Problem description: Each line containing the word "在化学反应" must be collected.
── Data shown ──
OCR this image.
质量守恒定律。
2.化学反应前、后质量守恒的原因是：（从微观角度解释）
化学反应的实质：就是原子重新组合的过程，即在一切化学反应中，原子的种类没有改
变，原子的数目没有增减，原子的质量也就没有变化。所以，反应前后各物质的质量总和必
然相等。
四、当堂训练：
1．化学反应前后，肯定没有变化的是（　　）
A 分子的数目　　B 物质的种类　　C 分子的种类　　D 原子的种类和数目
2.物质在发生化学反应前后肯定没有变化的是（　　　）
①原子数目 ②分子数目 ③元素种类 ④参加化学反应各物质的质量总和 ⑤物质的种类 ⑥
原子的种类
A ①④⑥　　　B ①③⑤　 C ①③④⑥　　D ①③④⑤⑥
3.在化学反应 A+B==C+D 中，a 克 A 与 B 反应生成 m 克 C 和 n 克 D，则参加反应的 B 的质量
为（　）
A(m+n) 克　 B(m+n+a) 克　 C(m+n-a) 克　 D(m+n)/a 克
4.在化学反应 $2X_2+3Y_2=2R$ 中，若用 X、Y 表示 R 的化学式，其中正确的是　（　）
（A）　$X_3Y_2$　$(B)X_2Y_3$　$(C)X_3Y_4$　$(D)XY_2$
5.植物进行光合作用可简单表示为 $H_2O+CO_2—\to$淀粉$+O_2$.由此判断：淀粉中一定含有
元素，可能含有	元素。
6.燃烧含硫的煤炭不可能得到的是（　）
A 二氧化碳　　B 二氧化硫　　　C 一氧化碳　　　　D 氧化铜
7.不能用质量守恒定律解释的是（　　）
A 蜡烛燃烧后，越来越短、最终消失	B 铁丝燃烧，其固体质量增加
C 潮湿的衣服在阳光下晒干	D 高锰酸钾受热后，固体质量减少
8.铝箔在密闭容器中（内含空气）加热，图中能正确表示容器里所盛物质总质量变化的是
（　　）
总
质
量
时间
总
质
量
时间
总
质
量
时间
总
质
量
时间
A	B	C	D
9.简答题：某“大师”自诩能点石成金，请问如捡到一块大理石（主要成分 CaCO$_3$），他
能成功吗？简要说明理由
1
───
Response:
3.在化学反应 A+B==C+D 中，a 克 A 与 B 反应生成 m 克 C 和 n 克 D，则参加反应的 B 的质量
4.在化学反应 $2X_2+3Y_2=2R$ 中，若用 X、Y 表示 R 的化学式，其中正确的是　（　）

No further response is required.